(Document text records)
- - - -
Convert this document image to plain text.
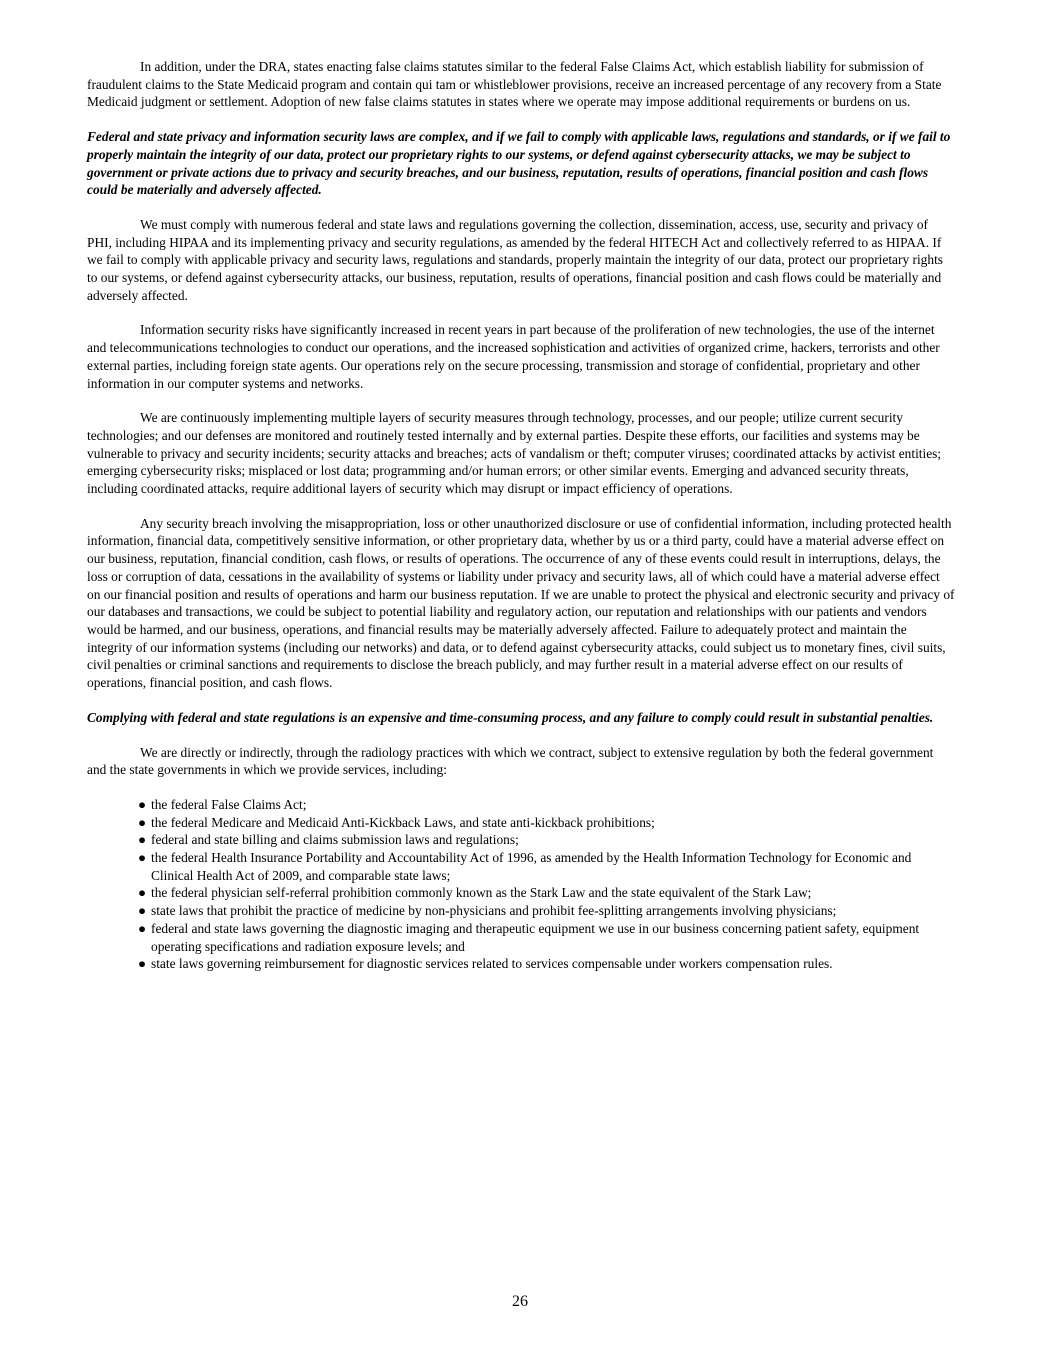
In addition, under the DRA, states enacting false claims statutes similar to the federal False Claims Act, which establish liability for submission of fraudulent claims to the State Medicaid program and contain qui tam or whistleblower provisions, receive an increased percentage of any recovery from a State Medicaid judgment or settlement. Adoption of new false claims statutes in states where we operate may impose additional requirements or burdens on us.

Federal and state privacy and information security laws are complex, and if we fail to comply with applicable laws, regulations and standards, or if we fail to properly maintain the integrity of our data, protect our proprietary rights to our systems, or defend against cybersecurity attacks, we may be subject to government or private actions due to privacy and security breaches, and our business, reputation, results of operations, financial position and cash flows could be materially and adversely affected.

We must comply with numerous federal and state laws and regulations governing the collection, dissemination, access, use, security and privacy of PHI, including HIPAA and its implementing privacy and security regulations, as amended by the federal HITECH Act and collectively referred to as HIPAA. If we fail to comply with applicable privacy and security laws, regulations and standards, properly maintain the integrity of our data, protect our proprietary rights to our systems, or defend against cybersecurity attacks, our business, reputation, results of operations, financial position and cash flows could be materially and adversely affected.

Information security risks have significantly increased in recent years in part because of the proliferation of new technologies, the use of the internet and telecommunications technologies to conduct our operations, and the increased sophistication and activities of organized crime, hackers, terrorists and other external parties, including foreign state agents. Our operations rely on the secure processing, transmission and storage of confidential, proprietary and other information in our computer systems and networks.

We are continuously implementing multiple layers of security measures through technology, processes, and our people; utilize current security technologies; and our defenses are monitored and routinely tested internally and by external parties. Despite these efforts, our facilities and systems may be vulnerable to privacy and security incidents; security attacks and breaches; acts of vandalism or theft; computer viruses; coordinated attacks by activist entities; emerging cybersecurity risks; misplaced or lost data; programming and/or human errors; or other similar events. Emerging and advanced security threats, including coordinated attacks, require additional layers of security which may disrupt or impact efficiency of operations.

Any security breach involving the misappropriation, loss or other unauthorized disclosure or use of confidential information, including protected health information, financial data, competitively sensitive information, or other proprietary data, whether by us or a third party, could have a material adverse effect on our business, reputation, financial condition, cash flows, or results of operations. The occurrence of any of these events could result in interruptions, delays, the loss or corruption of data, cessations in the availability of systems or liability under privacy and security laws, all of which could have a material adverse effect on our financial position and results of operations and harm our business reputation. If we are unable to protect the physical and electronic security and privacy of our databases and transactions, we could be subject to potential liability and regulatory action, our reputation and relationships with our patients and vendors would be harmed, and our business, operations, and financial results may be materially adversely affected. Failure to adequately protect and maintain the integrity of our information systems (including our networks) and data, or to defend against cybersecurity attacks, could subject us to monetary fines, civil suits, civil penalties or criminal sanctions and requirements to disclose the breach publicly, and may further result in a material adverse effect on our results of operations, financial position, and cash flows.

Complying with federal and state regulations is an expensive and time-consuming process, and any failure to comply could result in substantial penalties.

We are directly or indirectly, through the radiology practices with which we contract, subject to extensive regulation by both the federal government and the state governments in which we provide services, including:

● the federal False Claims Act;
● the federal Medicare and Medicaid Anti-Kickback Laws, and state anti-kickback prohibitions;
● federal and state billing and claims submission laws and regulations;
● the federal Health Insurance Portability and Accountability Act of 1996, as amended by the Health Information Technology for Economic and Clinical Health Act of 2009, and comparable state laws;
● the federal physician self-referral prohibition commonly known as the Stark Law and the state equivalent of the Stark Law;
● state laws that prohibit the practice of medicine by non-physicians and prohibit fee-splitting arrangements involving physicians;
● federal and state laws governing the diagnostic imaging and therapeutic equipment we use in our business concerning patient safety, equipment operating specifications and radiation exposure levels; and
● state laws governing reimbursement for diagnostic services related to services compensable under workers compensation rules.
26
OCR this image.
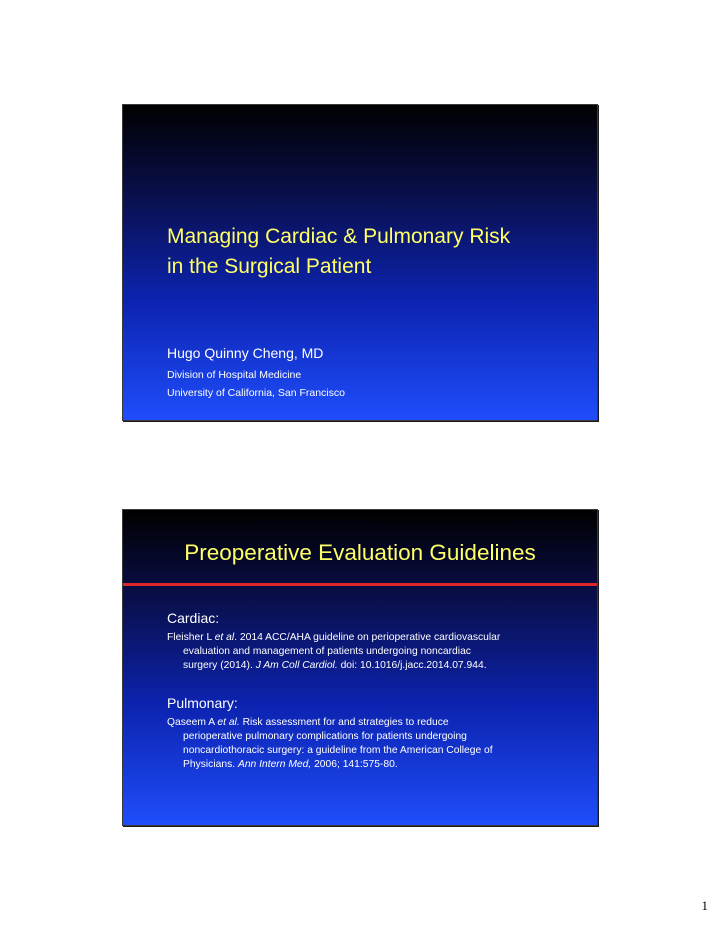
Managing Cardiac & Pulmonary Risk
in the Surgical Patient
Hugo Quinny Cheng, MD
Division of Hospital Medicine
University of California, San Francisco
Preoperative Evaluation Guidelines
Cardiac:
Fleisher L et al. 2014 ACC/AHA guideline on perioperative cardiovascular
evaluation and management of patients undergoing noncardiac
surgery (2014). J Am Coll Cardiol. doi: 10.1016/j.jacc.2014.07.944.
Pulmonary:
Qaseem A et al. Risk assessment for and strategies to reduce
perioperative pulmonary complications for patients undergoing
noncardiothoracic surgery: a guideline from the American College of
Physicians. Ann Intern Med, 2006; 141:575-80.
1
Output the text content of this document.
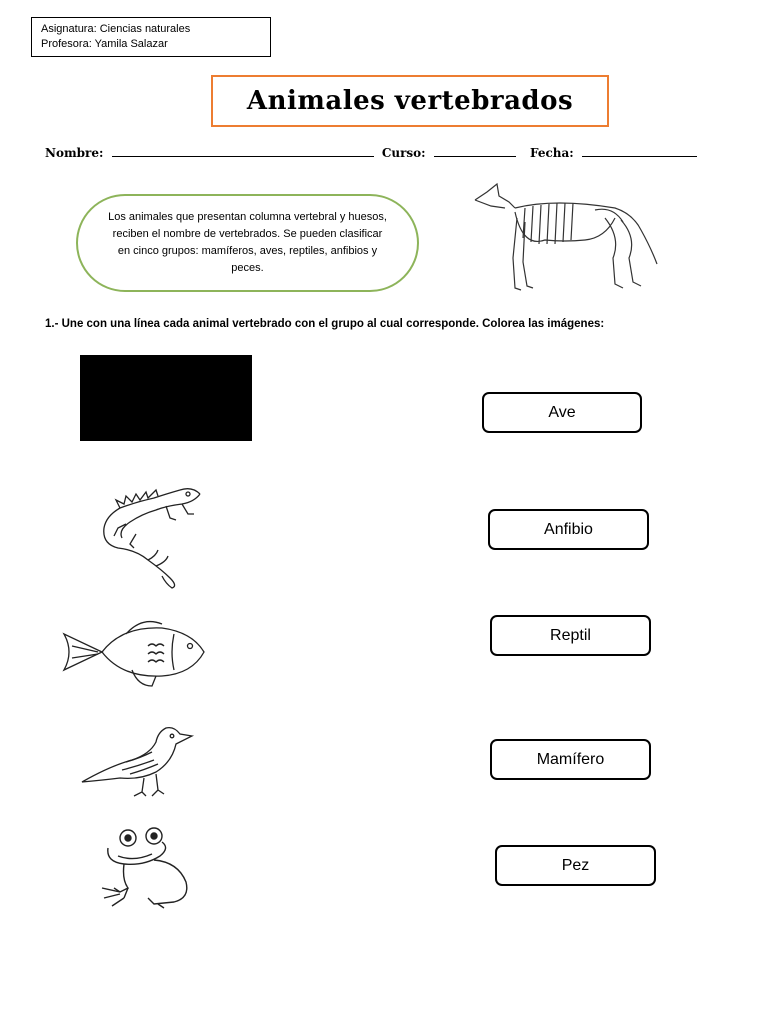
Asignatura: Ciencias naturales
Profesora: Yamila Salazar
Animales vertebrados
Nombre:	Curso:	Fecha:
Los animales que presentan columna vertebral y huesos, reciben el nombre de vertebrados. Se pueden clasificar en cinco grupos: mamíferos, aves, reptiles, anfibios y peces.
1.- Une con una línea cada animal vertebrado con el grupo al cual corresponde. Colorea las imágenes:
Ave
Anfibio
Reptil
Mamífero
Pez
- - - -
Directions: Give the number of lines above that contain the word "perioperative", with no other text.

Exercise result: 2